**STATED PROBLEM:** Every line below should be copied exactly; drop the pictures.

● ● ● ● ● ● ●

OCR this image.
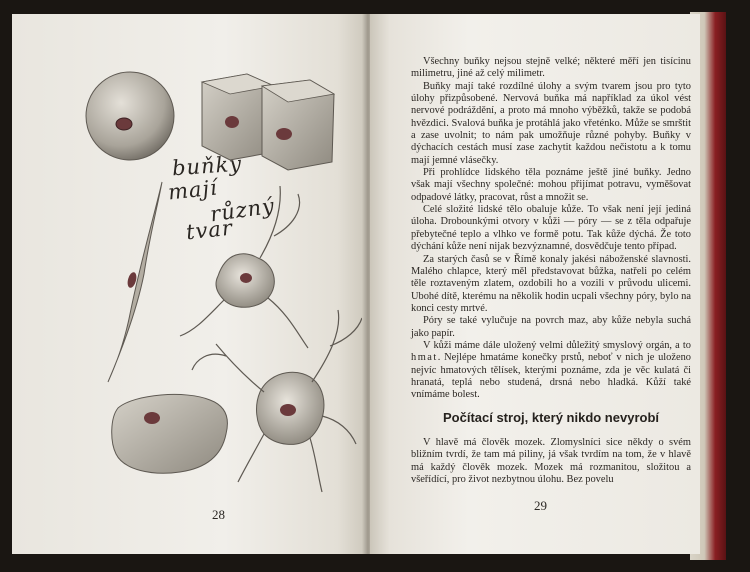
buňky
mají
různý
tvar
28

Všechny buňky nejsou stejně velké; některé měří jen tisícinu milimetru, jiné až celý milimetr.

Buňky mají také rozdílné úlohy a svým tvarem jsou pro tyto úlohy přizpůsobené. Nervová buňka má například za úkol vést nervové podráždění, a proto má mnoho výběžků, takže se podobá hvězdici. Svalová buňka je protáhlá jako vřeténko. Může se smrštit a zase uvolnit; to nám pak umožňuje různé pohyby. Buňky v dýchacích cestách musí zase zachytit každou nečistotu a k tomu mají jemné vlásečky.

Při prohlídce lidského těla poznáme ještě jiné buňky. Jedno však mají všechny společné: mohou přijímat potravu, vyměšovat odpadové látky, pracovat, růst a množit se.

Celé složité lidské tělo obaluje kůže. To však není její jediná úloha. Drobounkými otvory v kůži — póry — se z těla odpařuje přebytečné teplo a vlhko ve formě potu. Tak kůže dýchá. Že toto dýchání kůže není nijak bezvýznamné, dosvědčuje tento případ.

Za starých časů se v Římě konaly jakési náboženské slavnosti. Malého chlapce, který měl představovat bůžka, natřeli po celém těle roztaveným zlatem, ozdobili ho a vozili v průvodu ulicemi. Ubohé dítě, kterému na několik hodin ucpali všechny póry, bylo na konci cesty mrtvé.

Póry se také vylučuje na povrch maz, aby kůže nebyla suchá jako papír.

V kůži máme dále uložený velmi důležitý smyslový orgán, a to hmat. Nejlépe hmatáme konečky prstů, neboť v nich je uloženo nejvíc hmatových tělísek, kterými poznáme, zda je věc kulatá či hranatá, teplá nebo studená, drsná nebo hladká. Kůží také vnímáme bolest.

Počítací stroj, který nikdo nevyrobí

V hlavě má člověk mozek. Zlomyslníci sice někdy o svém bližním tvrdí, že tam má piliny, já však tvrdím na tom, že v hlavě má každý člověk mozek. Mozek má rozmanitou, složitou a všeřídící, pro život nezbytnou úlohu. Bez povelu

29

● ● ● ● ● ● ●

**WRITTEN RESPONSE:**
OCR this image.
buňky
mají
různý
tvar
28

Všechny buňky nejsou stejně velké; některé měří jen tisícinu milimetru, jiné až celý milimetr.

Buňky mají také rozdílné úlohy a svým tvarem jsou pro tyto úlohy přizpůsobené. Nervová buňka má například za úkol vést nervové podráždění, a proto má mnoho výběžků, takže se podobá hvězdici. Svalová buňka je protáhlá jako vřeténko. Může se smrštit a zase uvolnit; to nám pak umožňuje různé pohyby. Buňky v dýchacích cestách musí zase zachytit každou nečistotu a k tomu mají jemné vlásečky.

Při prohlídce lidského těla poznáme ještě jiné buňky. Jedno však mají všechny společné: mohou přijímat potravu, vyměšovat odpadové látky, pracovat, růst a množit se.

Celé složité lidské tělo obaluje kůže. To však není její jediná úloha. Drobounkými otvory v kůži — póry — se z těla odpařuje přebytečné teplo a vlhko ve formě potu. Tak kůže dýchá. Že toto dýchání kůže není nijak bezvýznamné, dosvědčuje tento případ.

Za starých časů se v Římě konaly jakési náboženské slavnosti. Malého chlapce, který měl představovat bůžka, natřeli po celém těle roztaveným zlatem, ozdobili ho a vozili v průvodu ulicemi. Ubohé dítě, kterému na několik hodin ucpali všechny póry, bylo na konci cesty mrtvé.

Póry se také vylučuje na povrch maz, aby kůže nebyla suchá jako papír.

V kůži máme dále uložený velmi důležitý smyslový orgán, a to hmat. Nejlépe hmatáme konečky prstů, neboť v nich je uloženo nejvíc hmatových tělísek, kterými poznáme, zda je věc kulatá či hranatá, teplá nebo studená, drsná nebo hladká. Kůží také vnímáme bolest.

Počítací stroj, který nikdo nevyrobí

V hlavě má člověk mozek. Zlomyslníci sice někdy o svém bližním tvrdí, že tam má piliny, já však tvrdím na tom, že v hlavě má každý člověk mozek. Mozek má rozmanitou, složitou a všeřídící, pro život nezbytnou úlohu. Bez povelu

29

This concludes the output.